• _GIVEN EXERCISE_: Using the records below, reproduce exactly the lines from the one containing "Convert this screenshot" through the end, and nothing more; skip the images.

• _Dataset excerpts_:

-- start --

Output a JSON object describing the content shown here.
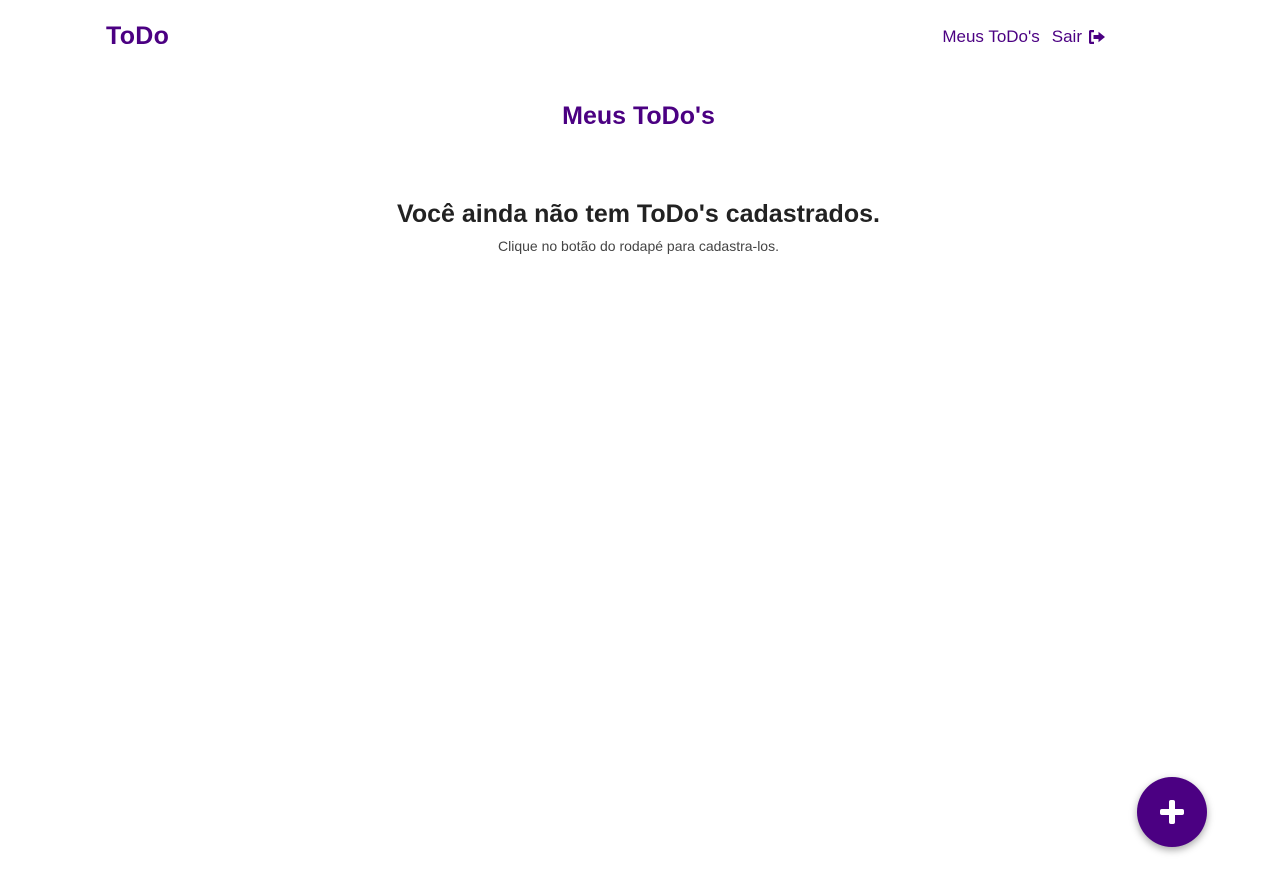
{
  "navbar": {
    "brand": "ToDo",
    "links": [
      {
        "label": "Meus ToDo's",
        "icon": null
      },
      {
        "label": "Sair",
        "icon": "sign-out-icon"
      }
    ]
  },
  "page": {
    "title": "Meus ToDo's"
  },
  "empty_state": {
    "heading": "Você ainda não tem ToDo's cadastrados.",
    "subtext": "Clique no botão do rodapé para cadastra-los."
  },
  "fab": {
    "icon": "plus-icon"
  },
  "colors": {
    "accent": "#4b0082",
    "text": "#222222",
    "background": "#ffffff"
  }
}
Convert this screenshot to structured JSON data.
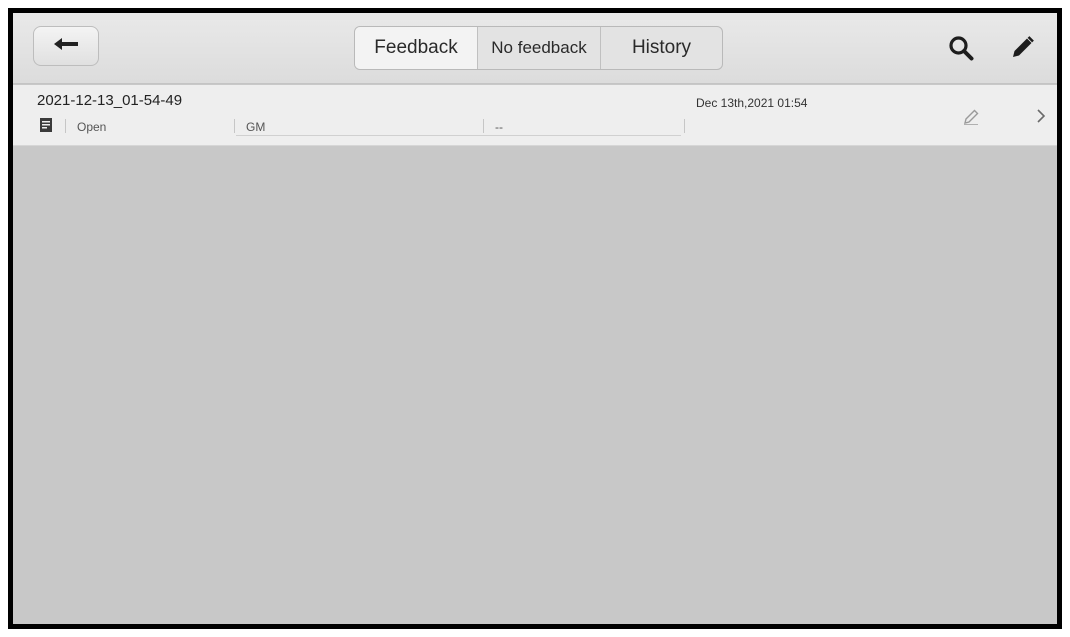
{
  "toolbar": {
    "back_icon": "back-arrow-icon",
    "tabs": [
      {
        "label": "Feedback",
        "active": true
      },
      {
        "label": "No feedback",
        "active": false
      },
      {
        "label": "History",
        "active": false
      }
    ],
    "search_icon": "search-icon",
    "edit_icon": "pencil-icon"
  },
  "records": [
    {
      "title": "2021-12-13_01-54-49",
      "date": "Dec 13th,2021 01:54",
      "status": "Open",
      "make": "GM",
      "detail": "--",
      "icon": "document-icon"
    }
  ],
  "colors": {
    "background": "#c8c8c8",
    "toolbar": "#e4e4e4",
    "row": "#eeeeee",
    "border": "#000000"
  }
}
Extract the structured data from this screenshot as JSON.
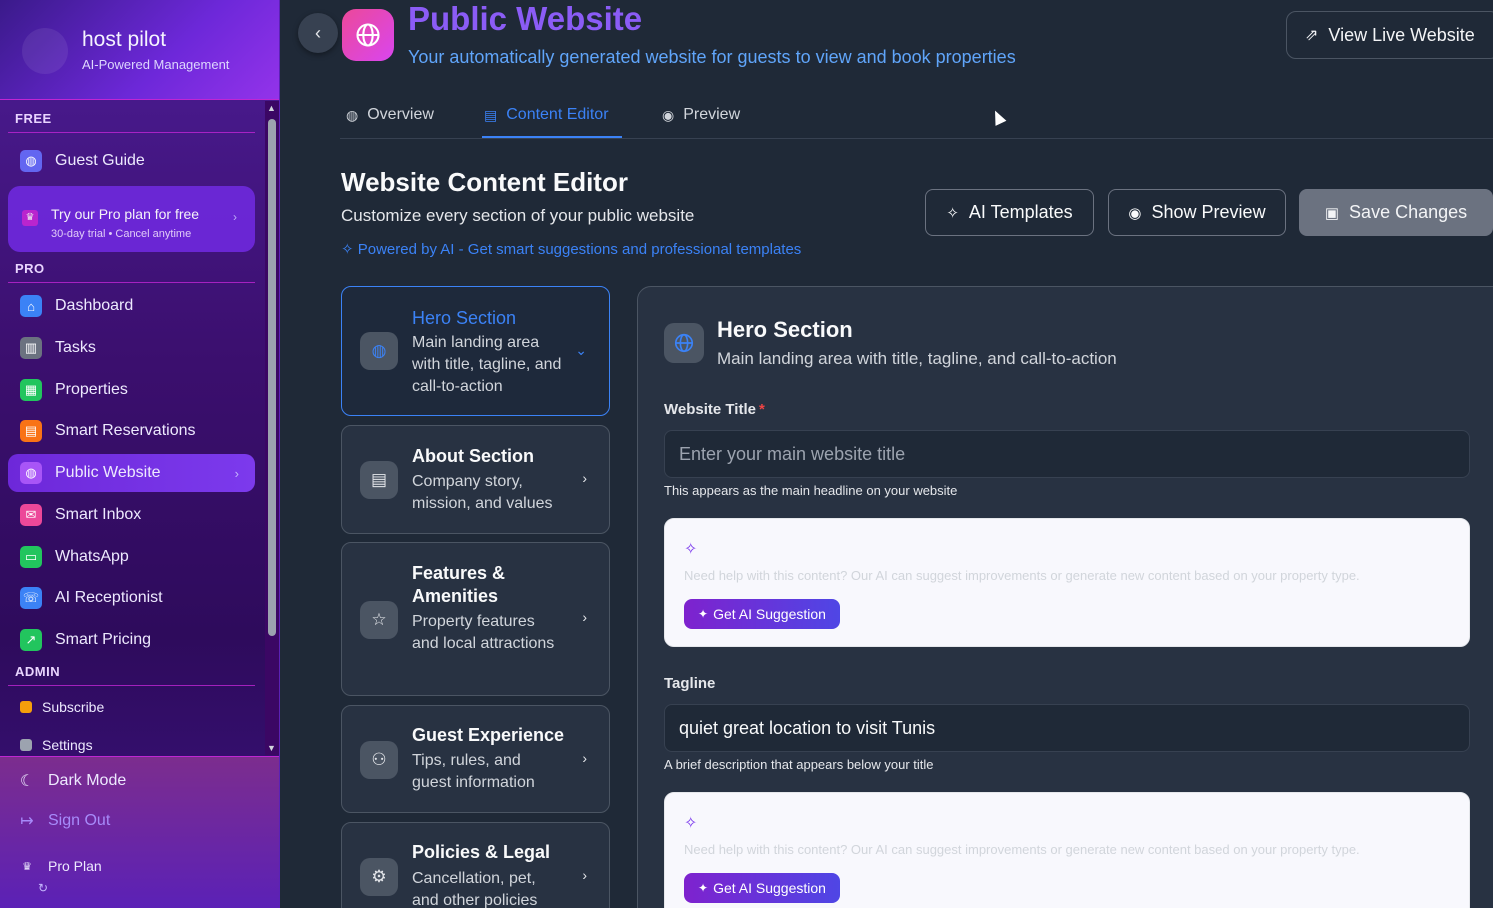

-- end --

• _REPLY TO THE TASK_:
Convert this screenshot to structured JSON data.
{
  "toolbar": {
    "back_icon": "back-arrow-icon",
    "tabs": [
      {
        "label": "Feedback",
        "active": true
      },
      {
        "label": "No feedback",
        "active": false
      },
      {
        "label": "History",
        "active": false
      }
    ],
    "search_icon": "search-icon",
    "edit_icon": "pencil-icon"
  },
  "records": [
    {
      "title": "2021-12-13_01-54-49",
      "date": "Dec 13th,2021 01:54",
      "status": "Open",
      "make": "GM",
      "detail": "--",
      "icon": "document-icon"
    }
  ],
  "colors": {
    "background": "#c8c8c8",
    "toolbar": "#e4e4e4",
    "row": "#eeeeee",
    "border": "#000000"
  }
}
Extract the structured data from this screenshot as JSON.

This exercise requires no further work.